** START OF MATERIAL **

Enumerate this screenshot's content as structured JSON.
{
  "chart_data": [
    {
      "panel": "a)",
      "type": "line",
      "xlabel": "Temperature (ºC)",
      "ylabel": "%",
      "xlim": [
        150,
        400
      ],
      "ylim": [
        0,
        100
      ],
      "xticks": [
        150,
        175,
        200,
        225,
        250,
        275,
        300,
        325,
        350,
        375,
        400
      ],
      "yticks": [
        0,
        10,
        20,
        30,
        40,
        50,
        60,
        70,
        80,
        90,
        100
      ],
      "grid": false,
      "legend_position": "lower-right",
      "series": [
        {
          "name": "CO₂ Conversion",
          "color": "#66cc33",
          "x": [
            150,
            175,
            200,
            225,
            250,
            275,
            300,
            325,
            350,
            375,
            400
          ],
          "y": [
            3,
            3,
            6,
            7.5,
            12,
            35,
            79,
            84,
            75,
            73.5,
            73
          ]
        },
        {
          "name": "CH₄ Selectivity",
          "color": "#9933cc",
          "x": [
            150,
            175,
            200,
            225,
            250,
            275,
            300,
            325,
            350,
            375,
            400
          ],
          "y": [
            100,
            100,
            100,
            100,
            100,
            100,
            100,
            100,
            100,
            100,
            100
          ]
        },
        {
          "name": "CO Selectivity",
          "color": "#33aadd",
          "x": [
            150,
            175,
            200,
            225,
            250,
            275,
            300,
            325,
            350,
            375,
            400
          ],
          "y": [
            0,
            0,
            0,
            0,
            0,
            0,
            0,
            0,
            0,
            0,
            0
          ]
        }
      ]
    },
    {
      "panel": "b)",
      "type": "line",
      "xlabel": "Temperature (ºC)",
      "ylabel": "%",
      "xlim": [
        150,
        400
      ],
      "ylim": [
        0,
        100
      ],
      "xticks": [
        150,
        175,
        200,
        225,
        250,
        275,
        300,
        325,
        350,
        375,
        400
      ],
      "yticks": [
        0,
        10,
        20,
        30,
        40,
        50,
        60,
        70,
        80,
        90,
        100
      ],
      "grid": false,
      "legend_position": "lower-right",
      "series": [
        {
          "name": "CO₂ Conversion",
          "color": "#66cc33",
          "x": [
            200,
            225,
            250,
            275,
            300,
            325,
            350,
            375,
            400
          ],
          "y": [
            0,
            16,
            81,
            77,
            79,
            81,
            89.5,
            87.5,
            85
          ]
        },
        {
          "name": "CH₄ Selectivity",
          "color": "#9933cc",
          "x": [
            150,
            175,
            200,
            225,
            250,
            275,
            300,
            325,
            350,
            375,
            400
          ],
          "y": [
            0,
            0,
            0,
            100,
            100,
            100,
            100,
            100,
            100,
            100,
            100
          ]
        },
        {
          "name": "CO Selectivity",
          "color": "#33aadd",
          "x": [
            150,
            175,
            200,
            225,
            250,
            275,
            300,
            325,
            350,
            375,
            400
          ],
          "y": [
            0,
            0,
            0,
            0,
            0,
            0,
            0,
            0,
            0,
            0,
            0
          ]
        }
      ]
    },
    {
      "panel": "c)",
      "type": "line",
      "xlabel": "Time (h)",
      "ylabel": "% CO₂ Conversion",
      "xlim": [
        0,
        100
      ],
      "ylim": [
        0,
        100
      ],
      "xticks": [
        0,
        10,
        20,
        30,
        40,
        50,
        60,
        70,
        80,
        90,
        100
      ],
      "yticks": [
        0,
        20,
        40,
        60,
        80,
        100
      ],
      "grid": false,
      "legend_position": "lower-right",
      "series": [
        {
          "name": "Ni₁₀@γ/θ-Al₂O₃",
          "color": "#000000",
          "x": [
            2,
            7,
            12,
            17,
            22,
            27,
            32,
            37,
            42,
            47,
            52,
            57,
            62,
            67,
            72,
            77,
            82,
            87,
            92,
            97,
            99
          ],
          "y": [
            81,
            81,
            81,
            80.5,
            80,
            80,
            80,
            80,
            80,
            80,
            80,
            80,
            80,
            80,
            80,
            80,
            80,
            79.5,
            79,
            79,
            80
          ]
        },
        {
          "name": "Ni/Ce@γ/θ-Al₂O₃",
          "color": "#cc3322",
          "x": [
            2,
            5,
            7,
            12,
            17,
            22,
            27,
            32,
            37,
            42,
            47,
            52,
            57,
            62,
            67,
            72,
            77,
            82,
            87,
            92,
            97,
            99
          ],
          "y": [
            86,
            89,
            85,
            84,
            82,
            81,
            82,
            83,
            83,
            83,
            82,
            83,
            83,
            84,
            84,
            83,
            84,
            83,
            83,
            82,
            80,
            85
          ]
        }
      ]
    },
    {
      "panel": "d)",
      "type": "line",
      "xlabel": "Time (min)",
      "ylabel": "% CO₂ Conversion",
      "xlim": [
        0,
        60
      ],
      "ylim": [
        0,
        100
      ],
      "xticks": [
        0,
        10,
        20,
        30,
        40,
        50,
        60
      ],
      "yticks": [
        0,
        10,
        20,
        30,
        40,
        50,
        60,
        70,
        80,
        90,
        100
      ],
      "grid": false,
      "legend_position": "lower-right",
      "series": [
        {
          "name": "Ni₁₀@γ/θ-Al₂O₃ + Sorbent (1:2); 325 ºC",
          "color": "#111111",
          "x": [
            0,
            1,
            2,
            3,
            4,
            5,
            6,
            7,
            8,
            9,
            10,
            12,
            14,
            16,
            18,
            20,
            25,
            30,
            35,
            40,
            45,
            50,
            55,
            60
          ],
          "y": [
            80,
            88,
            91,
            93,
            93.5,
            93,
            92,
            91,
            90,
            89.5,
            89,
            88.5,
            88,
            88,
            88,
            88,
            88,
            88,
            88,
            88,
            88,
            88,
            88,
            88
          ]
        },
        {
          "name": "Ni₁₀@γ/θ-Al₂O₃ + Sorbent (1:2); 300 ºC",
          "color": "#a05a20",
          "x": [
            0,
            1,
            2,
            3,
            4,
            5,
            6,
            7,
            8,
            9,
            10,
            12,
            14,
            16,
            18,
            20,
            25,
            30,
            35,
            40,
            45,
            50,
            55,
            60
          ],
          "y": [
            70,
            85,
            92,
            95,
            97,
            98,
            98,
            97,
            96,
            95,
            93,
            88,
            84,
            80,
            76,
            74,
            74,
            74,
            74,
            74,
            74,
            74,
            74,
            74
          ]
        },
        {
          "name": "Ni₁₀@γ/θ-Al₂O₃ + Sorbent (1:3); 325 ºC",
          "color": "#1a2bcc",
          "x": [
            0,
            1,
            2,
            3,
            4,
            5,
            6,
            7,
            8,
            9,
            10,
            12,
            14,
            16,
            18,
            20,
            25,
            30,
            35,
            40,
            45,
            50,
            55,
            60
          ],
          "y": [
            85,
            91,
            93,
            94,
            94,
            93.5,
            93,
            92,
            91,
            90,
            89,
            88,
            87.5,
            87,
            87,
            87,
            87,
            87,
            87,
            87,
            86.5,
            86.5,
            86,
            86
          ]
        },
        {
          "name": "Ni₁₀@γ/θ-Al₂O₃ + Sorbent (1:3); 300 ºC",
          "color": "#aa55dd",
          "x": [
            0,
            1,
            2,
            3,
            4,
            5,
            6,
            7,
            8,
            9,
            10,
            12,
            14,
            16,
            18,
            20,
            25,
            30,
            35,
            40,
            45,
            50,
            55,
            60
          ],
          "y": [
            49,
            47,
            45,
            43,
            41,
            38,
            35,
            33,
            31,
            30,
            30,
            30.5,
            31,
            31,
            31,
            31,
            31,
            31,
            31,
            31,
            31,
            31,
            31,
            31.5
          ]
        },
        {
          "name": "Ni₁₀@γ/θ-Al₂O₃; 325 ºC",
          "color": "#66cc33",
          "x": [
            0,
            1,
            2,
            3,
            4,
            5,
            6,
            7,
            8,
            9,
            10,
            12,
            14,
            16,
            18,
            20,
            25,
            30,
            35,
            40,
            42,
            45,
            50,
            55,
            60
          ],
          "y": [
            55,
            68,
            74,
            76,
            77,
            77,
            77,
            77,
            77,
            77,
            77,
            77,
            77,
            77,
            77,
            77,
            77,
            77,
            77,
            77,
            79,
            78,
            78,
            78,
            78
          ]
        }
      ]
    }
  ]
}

** END OF MATERIAL **

### PROBLEM
Look through the entries and return every line where "Al₂O₃" appears.

### TASK RESULT
          "name": "Ni₁₀@γ/θ-Al₂O₃",
          "name": "Ni/Ce@γ/θ-Al₂O₃",
          "name": "Ni₁₀@γ/θ-Al₂O₃ + Sorbent (1:2); 325 ºC",
          "name": "Ni₁₀@γ/θ-Al₂O₃ + Sorbent (1:2); 300 ºC",
          "name": "Ni₁₀@γ/θ-Al₂O₃ + Sorbent (1:3); 325 ºC",
          "name": "Ni₁₀@γ/θ-Al₂O₃ + Sorbent (1:3); 300 ºC",
          "name": "Ni₁₀@γ/θ-Al₂O₃; 325 ºC",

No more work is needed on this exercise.